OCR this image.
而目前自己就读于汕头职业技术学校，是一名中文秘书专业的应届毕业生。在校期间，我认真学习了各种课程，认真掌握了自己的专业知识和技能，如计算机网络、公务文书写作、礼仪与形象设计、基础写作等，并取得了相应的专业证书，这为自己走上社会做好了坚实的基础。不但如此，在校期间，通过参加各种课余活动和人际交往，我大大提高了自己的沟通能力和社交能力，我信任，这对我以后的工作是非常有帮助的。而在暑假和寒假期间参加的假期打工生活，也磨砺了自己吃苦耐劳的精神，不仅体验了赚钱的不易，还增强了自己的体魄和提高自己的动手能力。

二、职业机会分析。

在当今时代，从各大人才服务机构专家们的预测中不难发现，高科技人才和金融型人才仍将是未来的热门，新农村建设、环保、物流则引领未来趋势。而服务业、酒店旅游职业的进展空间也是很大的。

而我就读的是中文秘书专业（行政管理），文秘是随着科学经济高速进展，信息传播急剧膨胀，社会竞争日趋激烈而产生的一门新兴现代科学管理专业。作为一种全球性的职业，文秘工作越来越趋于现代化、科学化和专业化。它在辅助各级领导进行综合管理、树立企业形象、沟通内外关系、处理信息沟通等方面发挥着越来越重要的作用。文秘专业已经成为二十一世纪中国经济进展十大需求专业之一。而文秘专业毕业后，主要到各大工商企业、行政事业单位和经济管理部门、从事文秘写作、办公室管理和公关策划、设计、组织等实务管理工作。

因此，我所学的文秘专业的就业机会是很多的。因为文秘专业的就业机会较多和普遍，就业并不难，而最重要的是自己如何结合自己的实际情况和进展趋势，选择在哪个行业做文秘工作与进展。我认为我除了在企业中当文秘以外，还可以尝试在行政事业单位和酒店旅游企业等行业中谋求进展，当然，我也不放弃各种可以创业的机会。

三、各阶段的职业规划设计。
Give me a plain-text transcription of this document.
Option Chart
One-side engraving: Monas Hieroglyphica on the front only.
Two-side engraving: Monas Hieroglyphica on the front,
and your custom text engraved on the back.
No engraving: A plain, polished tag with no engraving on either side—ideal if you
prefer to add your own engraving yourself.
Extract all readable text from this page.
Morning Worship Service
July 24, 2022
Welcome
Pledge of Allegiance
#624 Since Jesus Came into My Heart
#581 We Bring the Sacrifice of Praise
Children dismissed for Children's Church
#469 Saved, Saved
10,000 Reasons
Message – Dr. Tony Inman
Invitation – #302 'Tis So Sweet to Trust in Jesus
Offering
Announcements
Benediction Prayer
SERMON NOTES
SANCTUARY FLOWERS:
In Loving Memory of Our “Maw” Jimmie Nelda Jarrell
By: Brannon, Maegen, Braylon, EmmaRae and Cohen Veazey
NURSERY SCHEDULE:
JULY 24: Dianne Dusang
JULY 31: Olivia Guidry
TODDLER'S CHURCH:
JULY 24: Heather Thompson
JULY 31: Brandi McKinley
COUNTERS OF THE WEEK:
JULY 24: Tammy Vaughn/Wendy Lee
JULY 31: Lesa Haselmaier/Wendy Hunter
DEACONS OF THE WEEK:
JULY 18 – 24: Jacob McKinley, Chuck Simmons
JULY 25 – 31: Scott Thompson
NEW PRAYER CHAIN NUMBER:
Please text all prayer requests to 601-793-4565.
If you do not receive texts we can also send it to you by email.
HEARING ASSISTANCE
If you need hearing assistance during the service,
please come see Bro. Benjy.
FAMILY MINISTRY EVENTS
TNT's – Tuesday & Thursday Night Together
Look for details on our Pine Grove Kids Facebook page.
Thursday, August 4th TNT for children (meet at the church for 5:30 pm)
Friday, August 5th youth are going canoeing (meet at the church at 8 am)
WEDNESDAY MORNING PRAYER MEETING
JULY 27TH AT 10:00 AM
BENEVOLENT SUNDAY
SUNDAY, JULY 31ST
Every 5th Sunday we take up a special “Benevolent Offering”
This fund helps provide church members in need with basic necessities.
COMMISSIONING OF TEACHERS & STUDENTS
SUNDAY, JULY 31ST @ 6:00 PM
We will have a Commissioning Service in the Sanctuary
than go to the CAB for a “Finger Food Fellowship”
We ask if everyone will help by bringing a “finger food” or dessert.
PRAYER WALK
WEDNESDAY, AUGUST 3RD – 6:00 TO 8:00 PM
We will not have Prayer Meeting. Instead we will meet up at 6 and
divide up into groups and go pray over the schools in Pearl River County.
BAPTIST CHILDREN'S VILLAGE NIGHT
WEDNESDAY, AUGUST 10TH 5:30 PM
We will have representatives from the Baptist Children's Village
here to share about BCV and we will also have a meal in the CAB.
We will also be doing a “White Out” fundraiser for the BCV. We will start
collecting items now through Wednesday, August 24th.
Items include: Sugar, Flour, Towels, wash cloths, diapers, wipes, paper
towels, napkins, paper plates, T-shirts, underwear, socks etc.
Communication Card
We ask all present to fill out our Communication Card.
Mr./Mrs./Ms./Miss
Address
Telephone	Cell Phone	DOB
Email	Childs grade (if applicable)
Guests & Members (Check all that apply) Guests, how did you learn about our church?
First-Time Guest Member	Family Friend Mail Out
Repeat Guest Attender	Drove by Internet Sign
============================================================
Which lines in the listing above hold the word "Card"? Show each of them.

-- Answer --
Communication Card
We ask all present to fill out our Communication Card.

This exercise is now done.